Document passage:
-*-
Reply
Wed 27 Dec, 2006 09:03 am
A Moral issue?
Code:The public seems skeptical about changing that. In a poll taken earlier this year, 65 percent called cloning animals morally wrong. Another poll found that 45 percent opposed using cloning in food production.
If FDA approval goes through, the question is how and whether cloned meat and milk will be clearly marked so consumers know what they're buying. Experts say that may be unlikely.
"It's very possible that these products will end up on the grocery store shelves without any specific label identifying them as having come from cloned animals," said Michael Fernandez, executive director of the Pew Initiative on Food and Biotechnology.
Ok, I thought it was an interesting topic for discussion. Nevermind.
I would have absolutely no problem with it.
As an aside, I hear there's about 150 cloned cattle right now, so it's not like it's going to be on special at the supermarket next week.
I simply cannot see where this would be any kind of heath issue. Another example of people having to have something to get all excited about.
Kinda reminds of all the hoopla about "radiated" foods a few years ago.
I can't find a link but in the May, 2006, issue of
Harper's Nathanael Johnson's Letter from Iowa, "Swine of the Times: The Making of the Modern Pig" I learned that cloning may not be necessary.
Thanks to in-breeding and the wonders of AI with semen from standardized boars pigs are now standardized.
Quote:For instance, as swine carcasses move down the conveyor belt, at Hormel's Austin, Minnesota, packing plant,they hit a curved knife, which slices the cylindrical loin from the inside of the body cavity. If the animals aren't just te right proportions, the knife will hit the wrong spot, wasting meat or cutting into bone.
I'd have no problem eating food from cloned animals.
peel off the skin, and they are all the same..
I'm pissed that it won't be labelled/identified.
OK, let me elaborate my "why"?
Would you not buy it if it was cloned?
If you would not then buy it, why not?
If you would buy it anyway, why do you care if it's labeled or not?
Or, as a third aspect, would you be looking specifically to buy cloned meat, and want the label so you know it is cloned?
In that event, why would you buy cloned meat over non-cloned?
I won't consider "Right to Know" a sufficient answer.
-*-
What is required: Return the passage of the cloned meat thread starting with "Code:The public seems" and going on through "Food and Biotechnology.", copied word for word. You won't need the rows for anything here.

Data under study:
-*-
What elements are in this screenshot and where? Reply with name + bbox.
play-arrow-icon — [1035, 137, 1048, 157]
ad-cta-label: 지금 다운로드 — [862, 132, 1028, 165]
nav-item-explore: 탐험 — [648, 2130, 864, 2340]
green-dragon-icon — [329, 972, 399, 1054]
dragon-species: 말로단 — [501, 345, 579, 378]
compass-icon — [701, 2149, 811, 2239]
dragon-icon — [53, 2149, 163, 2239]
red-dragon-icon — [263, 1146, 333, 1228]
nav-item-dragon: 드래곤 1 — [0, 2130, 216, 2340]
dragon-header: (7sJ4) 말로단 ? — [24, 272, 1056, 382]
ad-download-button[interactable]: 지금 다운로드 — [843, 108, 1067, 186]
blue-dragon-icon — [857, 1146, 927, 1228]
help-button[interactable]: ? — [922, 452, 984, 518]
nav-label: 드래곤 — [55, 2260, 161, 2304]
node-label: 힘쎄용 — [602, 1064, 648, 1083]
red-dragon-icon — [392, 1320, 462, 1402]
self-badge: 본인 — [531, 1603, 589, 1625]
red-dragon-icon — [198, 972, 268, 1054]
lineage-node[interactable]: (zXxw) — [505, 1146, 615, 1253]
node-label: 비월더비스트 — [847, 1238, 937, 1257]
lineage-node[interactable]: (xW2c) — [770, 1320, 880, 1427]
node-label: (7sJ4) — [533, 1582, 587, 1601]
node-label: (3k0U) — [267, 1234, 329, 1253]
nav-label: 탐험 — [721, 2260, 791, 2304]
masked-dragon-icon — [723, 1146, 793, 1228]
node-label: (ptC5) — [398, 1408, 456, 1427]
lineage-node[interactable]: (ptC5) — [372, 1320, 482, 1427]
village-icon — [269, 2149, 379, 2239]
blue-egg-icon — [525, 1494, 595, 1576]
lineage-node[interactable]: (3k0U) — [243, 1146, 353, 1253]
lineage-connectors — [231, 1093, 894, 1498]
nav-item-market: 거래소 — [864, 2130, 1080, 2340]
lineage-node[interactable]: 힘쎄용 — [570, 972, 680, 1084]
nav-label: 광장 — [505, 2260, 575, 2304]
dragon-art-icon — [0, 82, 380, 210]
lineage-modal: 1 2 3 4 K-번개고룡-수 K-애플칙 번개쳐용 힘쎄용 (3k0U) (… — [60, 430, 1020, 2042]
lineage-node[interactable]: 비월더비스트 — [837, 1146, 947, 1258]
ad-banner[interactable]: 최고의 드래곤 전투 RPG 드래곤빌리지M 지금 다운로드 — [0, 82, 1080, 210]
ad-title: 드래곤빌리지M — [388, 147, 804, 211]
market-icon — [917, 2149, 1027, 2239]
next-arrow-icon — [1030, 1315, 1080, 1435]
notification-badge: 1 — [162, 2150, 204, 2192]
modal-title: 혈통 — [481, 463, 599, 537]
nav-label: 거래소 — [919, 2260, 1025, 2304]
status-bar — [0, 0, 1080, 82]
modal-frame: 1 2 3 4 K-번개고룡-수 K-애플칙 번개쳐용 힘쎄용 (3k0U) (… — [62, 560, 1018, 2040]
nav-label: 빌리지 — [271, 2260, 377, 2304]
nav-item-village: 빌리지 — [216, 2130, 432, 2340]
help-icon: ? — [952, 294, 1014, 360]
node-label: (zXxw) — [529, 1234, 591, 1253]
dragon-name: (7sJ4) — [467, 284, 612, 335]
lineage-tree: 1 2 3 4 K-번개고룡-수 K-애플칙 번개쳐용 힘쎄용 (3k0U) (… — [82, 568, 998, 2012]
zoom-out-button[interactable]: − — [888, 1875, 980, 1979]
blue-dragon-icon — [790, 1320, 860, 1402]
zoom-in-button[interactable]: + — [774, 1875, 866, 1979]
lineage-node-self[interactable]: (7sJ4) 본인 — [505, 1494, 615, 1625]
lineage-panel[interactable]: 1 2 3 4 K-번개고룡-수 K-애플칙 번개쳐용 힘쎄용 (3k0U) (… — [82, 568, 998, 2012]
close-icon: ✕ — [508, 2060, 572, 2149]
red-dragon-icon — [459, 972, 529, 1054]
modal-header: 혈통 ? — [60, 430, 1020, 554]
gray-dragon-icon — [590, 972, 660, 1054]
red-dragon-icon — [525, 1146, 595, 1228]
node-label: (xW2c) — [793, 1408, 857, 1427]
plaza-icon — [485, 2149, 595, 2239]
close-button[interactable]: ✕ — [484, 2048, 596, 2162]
-*-
Solution to the problem:
Code:The public seems skeptical about changing that. In a poll taken earlier this year, 65 percent called cloning animals morally wrong. Another poll found that 45 percent opposed using cloning in food production.
If FDA approval goes through, the question is how and whether cloned meat and milk will be clearly marked so consumers know what they're buying. Experts say that may be unlikely.
"It's very possible that these products will end up on the grocery store shelves without any specific label identifying them as having come from cloned animals," said Michael Fernandez, executive director of the Pew Initiative on Food and Biotechnology.